[What is asked]
1 > According to the terminology definitions, what abbreviation stands for complementary information?
2 > Write what comes next in the terminology definitions, starting after their final line.

[Selected extract]

ISO and IEC maintain terminology databases for use in standardization at the following addresses:
— ISO Online browsing platform: available at https:// www .iso .org/ obp
— IEC Electropedia: available at https:// www .electropedia .org/
3.1
basic information unit
information unit (3.13) attached to a component (3.3) of the metamodel that can be expressed by means of a
single data category (3.7)
3.2
complementary information
CI
information supplementary to that described in concept entries (3.5) and shared across the terminological
data collection (3.21)
EXAMPLE Domain hierarchies, institution descriptions, bibliographic references and references to text corpora
are typical examples of complementary information.
ISO/DIS 16642:2025(en)
3.3
component
elementary description unit of a metamodel to which data categories (3.7) can be associated to form a data model
3.4
compound information unit
information unit (3.13) attached to a component (3.3) of the metamodel that is expressed by means of several
grouped data categories (3.7)
3.5
concept entry
CE
terminological entry
entry
part of a terminological data collection (3.21) which contains the terminological data related to one concept
[SOURCE: ISO 30042:2019, 3.5]
3.6
conceptual domain
permissible content of a data category (3.7)

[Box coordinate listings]
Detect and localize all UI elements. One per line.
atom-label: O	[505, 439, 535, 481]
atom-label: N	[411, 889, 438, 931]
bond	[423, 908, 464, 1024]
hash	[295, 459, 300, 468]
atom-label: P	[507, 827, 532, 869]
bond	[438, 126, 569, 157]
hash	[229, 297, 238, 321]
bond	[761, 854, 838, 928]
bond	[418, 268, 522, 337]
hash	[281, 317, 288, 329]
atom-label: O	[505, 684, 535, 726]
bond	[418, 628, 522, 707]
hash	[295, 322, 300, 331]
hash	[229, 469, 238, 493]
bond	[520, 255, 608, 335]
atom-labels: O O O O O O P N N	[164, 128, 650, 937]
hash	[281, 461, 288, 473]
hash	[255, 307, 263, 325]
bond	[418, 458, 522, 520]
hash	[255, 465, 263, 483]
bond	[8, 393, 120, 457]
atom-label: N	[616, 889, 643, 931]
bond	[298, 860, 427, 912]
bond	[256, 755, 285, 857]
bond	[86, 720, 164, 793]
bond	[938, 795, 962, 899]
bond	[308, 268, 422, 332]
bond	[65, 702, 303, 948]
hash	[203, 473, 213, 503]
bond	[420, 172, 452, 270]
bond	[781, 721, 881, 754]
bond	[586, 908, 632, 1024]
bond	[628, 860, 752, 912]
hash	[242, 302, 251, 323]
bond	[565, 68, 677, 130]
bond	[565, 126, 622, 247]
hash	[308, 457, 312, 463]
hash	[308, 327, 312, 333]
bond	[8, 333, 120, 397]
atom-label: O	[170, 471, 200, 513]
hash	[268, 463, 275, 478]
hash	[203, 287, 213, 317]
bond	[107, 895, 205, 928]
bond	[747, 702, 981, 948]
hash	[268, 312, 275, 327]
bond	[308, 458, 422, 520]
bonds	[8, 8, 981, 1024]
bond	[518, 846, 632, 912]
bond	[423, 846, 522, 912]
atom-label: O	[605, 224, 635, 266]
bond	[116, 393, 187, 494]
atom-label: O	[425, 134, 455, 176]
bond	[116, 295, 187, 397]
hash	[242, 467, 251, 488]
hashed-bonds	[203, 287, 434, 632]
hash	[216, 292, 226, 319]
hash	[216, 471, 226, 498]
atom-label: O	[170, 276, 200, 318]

[Responses in order]
1 > CI

2 >
EXAMPLE In a terminology database, the data category /part of speech/ can have a conceptual domain consisting
of the values /noun/, /verb/, /adjective/, /adverb/.
Note 1 to entry: The permissible content can be closed, as in the example, or subject to formal restrictions such as
dates, or free text such as the conceptual domain of /definition/. Although the latter type is not formally restricted,
it is nevertheless subject to adherence to the requirements of its data category specification, i.e., it contains a true
definition and not a note, example or some other piece of information.
[SOURCE: ISO 12620-1:2022, 3.1]
3.7
data category
DC
class of data items that are closely related from a formal or semantic point of view
EXAMPLE /part of speech/, /subject field/, /definition/.
Note 1 to entry: A data category can be viewed as a generalization of the notion of a field in a database.
Note 2 to entry: In running text, such as in this document, data category names are enclosed in forward slashes (e.g., /
part of speech/).
[SOURCE: ISO 30042:2019, 3.8, modified — The admitted term “DC” has been added.]
3.8
data category repository
DCR
digital collection of data category specifications (3.10)
EXAMPLE DatCatInfo, a DCR for language resources (see Reference [5]).
Note 1 to entry: Data category repositories are used as references when specifying language resources.
[SOURCE: ISO 12620-1:2022, 3.6]
ISO/DIS 16642:2025(en)
3.9
data category selection
DC selection
DCS
set of data category specifications (3.10) selected from a data category repository (3.8)
Note 1 to entry: A data category selection can represent the data categories (3.7) used within a research discipline or
a specific application or project.
[SOURCE: ISO 12620-1:2022, 3.7]
3.10
data category specification
DC specification
complete descriptive record of a data category (3.7)
[SOURCE: ISO 12620-1:2022, 3.5]
3.11
expansion tree
structured group of serialized elements that implement a level of the metamodel in a given terminological
markup language (3.22)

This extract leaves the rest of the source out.